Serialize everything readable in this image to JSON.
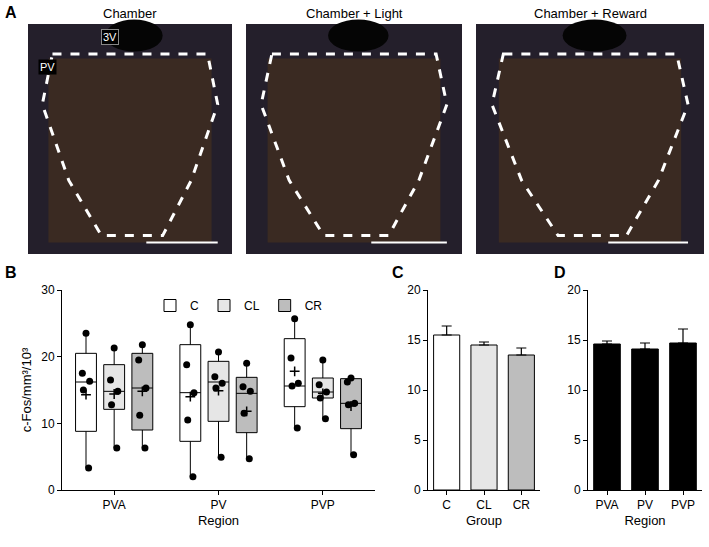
{
  "panel_a": {
    "panel": "A",
    "titles": [
      "Chamber",
      "Chamber + Light",
      "Chamber + Reward"
    ],
    "labels": [
      "3V",
      "PV"
    ]
  },
  "chart_data": [
    {
      "panel": "B",
      "type": "box",
      "x_label": "Region",
      "y_label": "c-Fos/mm³/10³",
      "categories": [
        "PVA",
        "PV",
        "PVP"
      ],
      "series": [
        {
          "name": "C",
          "color": "#ffffff",
          "q1": [
            8.8,
            7.3,
            12.5
          ],
          "median": [
            16.2,
            14.6,
            15.6
          ],
          "q3": [
            20.5,
            21.8,
            22.7
          ],
          "lowerfence": [
            3.3,
            2.0,
            9.3
          ],
          "upperfence": [
            23.5,
            24.8,
            25.7
          ],
          "mean": [
            14.3,
            14.0,
            17.8
          ],
          "points": [
            [
              23.5,
              17.5,
              16.3,
              15.0,
              3.3
            ],
            [
              24.8,
              18.8,
              14.6,
              10.5,
              2.0
            ],
            [
              25.7,
              19.8,
              16.0,
              15.6,
              9.3
            ]
          ]
        },
        {
          "name": "CL",
          "color": "#e6e6e6",
          "q1": [
            12.1,
            10.3,
            13.8
          ],
          "median": [
            14.8,
            16.2,
            14.7
          ],
          "q3": [
            18.8,
            19.3,
            16.8
          ],
          "lowerfence": [
            6.3,
            4.9,
            10.7
          ],
          "upperfence": [
            21.3,
            20.7,
            19.5
          ],
          "mean": [
            14.4,
            14.9,
            14.5
          ],
          "points": [
            [
              21.3,
              16.5,
              14.8,
              12.8,
              6.3
            ],
            [
              20.7,
              17.0,
              16.0,
              15.3,
              4.9
            ],
            [
              19.5,
              15.8,
              14.7,
              13.8,
              10.7
            ]
          ]
        },
        {
          "name": "CR",
          "color": "#bdbdbd",
          "q1": [
            9.0,
            8.6,
            9.2
          ],
          "median": [
            15.3,
            14.5,
            13.0
          ],
          "q3": [
            20.5,
            16.9,
            16.7
          ],
          "lowerfence": [
            6.3,
            4.7,
            5.3
          ],
          "upperfence": [
            21.8,
            19.0,
            17.0
          ],
          "mean": [
            14.8,
            11.8,
            12.6
          ],
          "points": [
            [
              21.8,
              19.5,
              15.3,
              11.2,
              6.3
            ],
            [
              19.0,
              15.5,
              14.8,
              11.5,
              4.7
            ],
            [
              16.8,
              16.2,
              13.0,
              12.8,
              5.3
            ]
          ]
        }
      ],
      "ylim": [
        0,
        30
      ],
      "yticks": [
        0,
        10,
        20,
        30
      ],
      "legend": "top"
    },
    {
      "panel": "C",
      "type": "bar",
      "x_label": "Group",
      "categories": [
        "C",
        "CL",
        "CR"
      ],
      "values": [
        15.5,
        14.5,
        13.5
      ],
      "errors": [
        0.9,
        0.3,
        0.7
      ],
      "colors": [
        "#ffffff",
        "#e6e6e6",
        "#bdbdbd"
      ],
      "ylim": [
        0,
        20
      ],
      "yticks": [
        0,
        5,
        10,
        15,
        20
      ]
    },
    {
      "panel": "D",
      "type": "bar",
      "x_label": "Region",
      "categories": [
        "PVA",
        "PV",
        "PVP"
      ],
      "values": [
        14.6,
        14.1,
        14.7
      ],
      "errors": [
        0.3,
        0.6,
        1.4
      ],
      "colors": [
        "#000000",
        "#000000",
        "#000000"
      ],
      "ylim": [
        0,
        20
      ],
      "yticks": [
        0,
        5,
        10,
        15,
        20
      ]
    }
  ]
}
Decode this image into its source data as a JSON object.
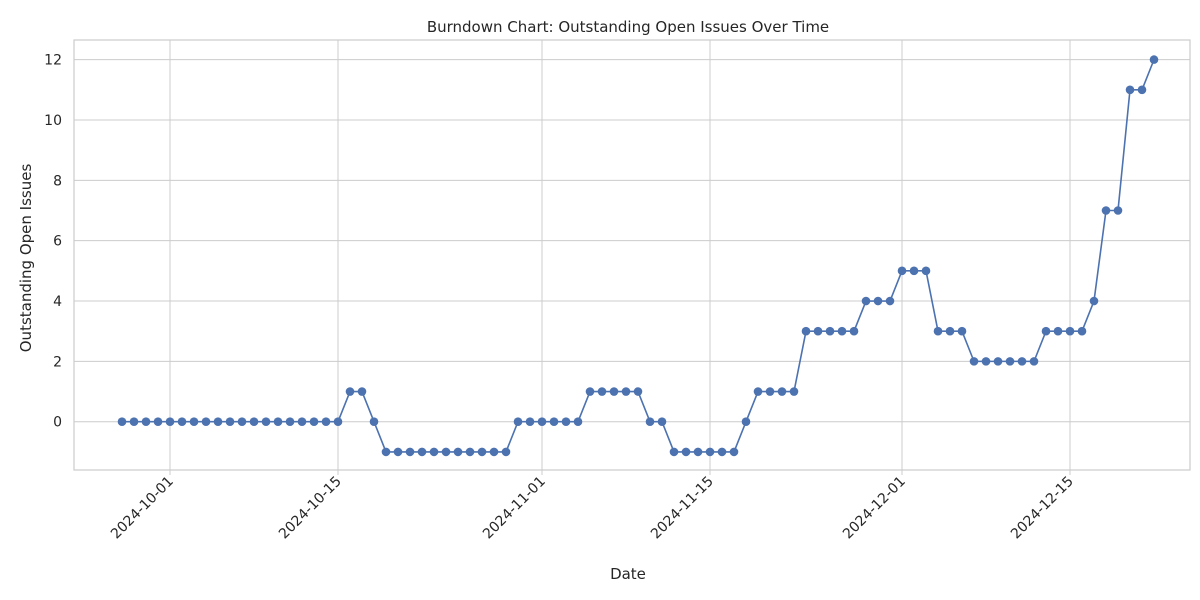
{
  "chart_data": {
    "type": "line",
    "title": "Burndown Chart: Outstanding Open Issues Over Time",
    "xlabel": "Date",
    "ylabel": "Outstanding Open Issues",
    "x_start": "2024-09-27",
    "x_end": "2024-12-21",
    "xlim": [
      "2024-09-23",
      "2024-12-25"
    ],
    "ylim": [
      -1.6,
      12.65
    ],
    "x_ticks": [
      "2024-10-01",
      "2024-10-15",
      "2024-11-01",
      "2024-11-15",
      "2024-12-01",
      "2024-12-15"
    ],
    "y_ticks": [
      0,
      2,
      4,
      6,
      8,
      10,
      12
    ],
    "grid": true,
    "color": "#4c72b0",
    "series": [
      {
        "marker": "circle",
        "values": [
          0,
          0,
          0,
          0,
          0,
          0,
          0,
          0,
          0,
          0,
          0,
          0,
          0,
          0,
          0,
          0,
          0,
          0,
          0,
          1,
          1,
          0,
          -1,
          -1,
          -1,
          -1,
          -1,
          -1,
          -1,
          -1,
          -1,
          -1,
          -1,
          0,
          0,
          0,
          0,
          0,
          0,
          1,
          1,
          1,
          1,
          1,
          0,
          0,
          -1,
          -1,
          -1,
          -1,
          -1,
          -1,
          0,
          1,
          1,
          1,
          1,
          3,
          3,
          3,
          3,
          3,
          4,
          4,
          4,
          5,
          5,
          5,
          3,
          3,
          3,
          2,
          2,
          2,
          2,
          2,
          2,
          3,
          3,
          3,
          3,
          4,
          7,
          7,
          11,
          11,
          12
        ]
      }
    ]
  }
}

━━━━

SHORT EXERCISE =>
Give the data again exactly as written, with all pictures left out.

TASK RESPONSE =>
Serialize everything readable in this image to JSON.
{
  "panel_a": {
    "panel": "A",
    "titles": [
      "Chamber",
      "Chamber + Light",
      "Chamber + Reward"
    ],
    "labels": [
      "3V",
      "PV"
    ]
  },
  "chart_data": [
    {
      "panel": "B",
      "type": "box",
      "x_label": "Region",
      "y_label": "c-Fos/mm³/10³",
      "categories": [
        "PVA",
        "PV",
        "PVP"
      ],
      "series": [
        {
          "name": "C",
          "color": "#ffffff",
          "q1": [
            8.8,
            7.3,
            12.5
          ],
          "median": [
            16.2,
            14.6,
            15.6
          ],
          "q3": [
            20.5,
            21.8,
            22.7
          ],
          "lowerfence": [
            3.3,
            2.0,
            9.3
          ],
          "upperfence": [
            23.5,
            24.8,
            25.7
          ],
          "mean": [
            14.3,
            14.0,
            17.8
          ],
          "points": [
            [
              23.5,
              17.5,
              16.3,
              15.0,
              3.3
            ],
            [
              24.8,
              18.8,
              14.6,
              10.5,
              2.0
            ],
            [
              25.7,
              19.8,
              16.0,
              15.6,
              9.3
            ]
          ]
        },
        {
          "name": "CL",
          "color": "#e6e6e6",
          "q1": [
            12.1,
            10.3,
            13.8
          ],
          "median": [
            14.8,
            16.2,
            14.7
          ],
          "q3": [
            18.8,
            19.3,
            16.8
          ],
          "lowerfence": [
            6.3,
            4.9,
            10.7
          ],
          "upperfence": [
            21.3,
            20.7,
            19.5
          ],
          "mean": [
            14.4,
            14.9,
            14.5
          ],
          "points": [
            [
              21.3,
              16.5,
              14.8,
              12.8,
              6.3
            ],
            [
              20.7,
              17.0,
              16.0,
              15.3,
              4.9
            ],
            [
              19.5,
              15.8,
              14.7,
              13.8,
              10.7
            ]
          ]
        },
        {
          "name": "CR",
          "color": "#bdbdbd",
          "q1": [
            9.0,
            8.6,
            9.2
          ],
          "median": [
            15.3,
            14.5,
            13.0
          ],
          "q3": [
            20.5,
            16.9,
            16.7
          ],
          "lowerfence": [
            6.3,
            4.7,
            5.3
          ],
          "upperfence": [
            21.8,
            19.0,
            17.0
          ],
          "mean": [
            14.8,
            11.8,
            12.6
          ],
          "points": [
            [
              21.8,
              19.5,
              15.3,
              11.2,
              6.3
            ],
            [
              19.0,
              15.5,
              14.8,
              11.5,
              4.7
            ],
            [
              16.8,
              16.2,
              13.0,
              12.8,
              5.3
            ]
          ]
        }
      ],
      "ylim": [
        0,
        30
      ],
      "yticks": [
        0,
        10,
        20,
        30
      ],
      "legend": "top"
    },
    {
      "panel": "C",
      "type": "bar",
      "x_label": "Group",
      "categories": [
        "C",
        "CL",
        "CR"
      ],
      "values": [
        15.5,
        14.5,
        13.5
      ],
      "errors": [
        0.9,
        0.3,
        0.7
      ],
      "colors": [
        "#ffffff",
        "#e6e6e6",
        "#bdbdbd"
      ],
      "ylim": [
        0,
        20
      ],
      "yticks": [
        0,
        5,
        10,
        15,
        20
      ]
    },
    {
      "panel": "D",
      "type": "bar",
      "x_label": "Region",
      "categories": [
        "PVA",
        "PV",
        "PVP"
      ],
      "values": [
        14.6,
        14.1,
        14.7
      ],
      "errors": [
        0.3,
        0.6,
        1.4
      ],
      "colors": [
        "#000000",
        "#000000",
        "#000000"
      ],
      "ylim": [
        0,
        20
      ],
      "yticks": [
        0,
        5,
        10,
        15,
        20
      ]
    }
  ]
}
Decode this image into its source data as a JSON object.
{
  "chart_data": {
    "type": "line",
    "title": "Burndown Chart: Outstanding Open Issues Over Time",
    "xlabel": "Date",
    "ylabel": "Outstanding Open Issues",
    "x_start": "2024-09-27",
    "x_end": "2024-12-21",
    "xlim": [
      "2024-09-23",
      "2024-12-25"
    ],
    "ylim": [
      -1.6,
      12.65
    ],
    "x_ticks": [
      "2024-10-01",
      "2024-10-15",
      "2024-11-01",
      "2024-11-15",
      "2024-12-01",
      "2024-12-15"
    ],
    "y_ticks": [
      0,
      2,
      4,
      6,
      8,
      10,
      12
    ],
    "grid": true,
    "color": "#4c72b0",
    "series": [
      {
        "marker": "circle",
        "values": [
          0,
          0,
          0,
          0,
          0,
          0,
          0,
          0,
          0,
          0,
          0,
          0,
          0,
          0,
          0,
          0,
          0,
          0,
          0,
          1,
          1,
          0,
          -1,
          -1,
          -1,
          -1,
          -1,
          -1,
          -1,
          -1,
          -1,
          -1,
          -1,
          0,
          0,
          0,
          0,
          0,
          0,
          1,
          1,
          1,
          1,
          1,
          0,
          0,
          -1,
          -1,
          -1,
          -1,
          -1,
          -1,
          0,
          1,
          1,
          1,
          1,
          3,
          3,
          3,
          3,
          3,
          4,
          4,
          4,
          5,
          5,
          5,
          3,
          3,
          3,
          2,
          2,
          2,
          2,
          2,
          2,
          3,
          3,
          3,
          3,
          4,
          7,
          7,
          11,
          11,
          12
        ]
      }
    ]
  }
}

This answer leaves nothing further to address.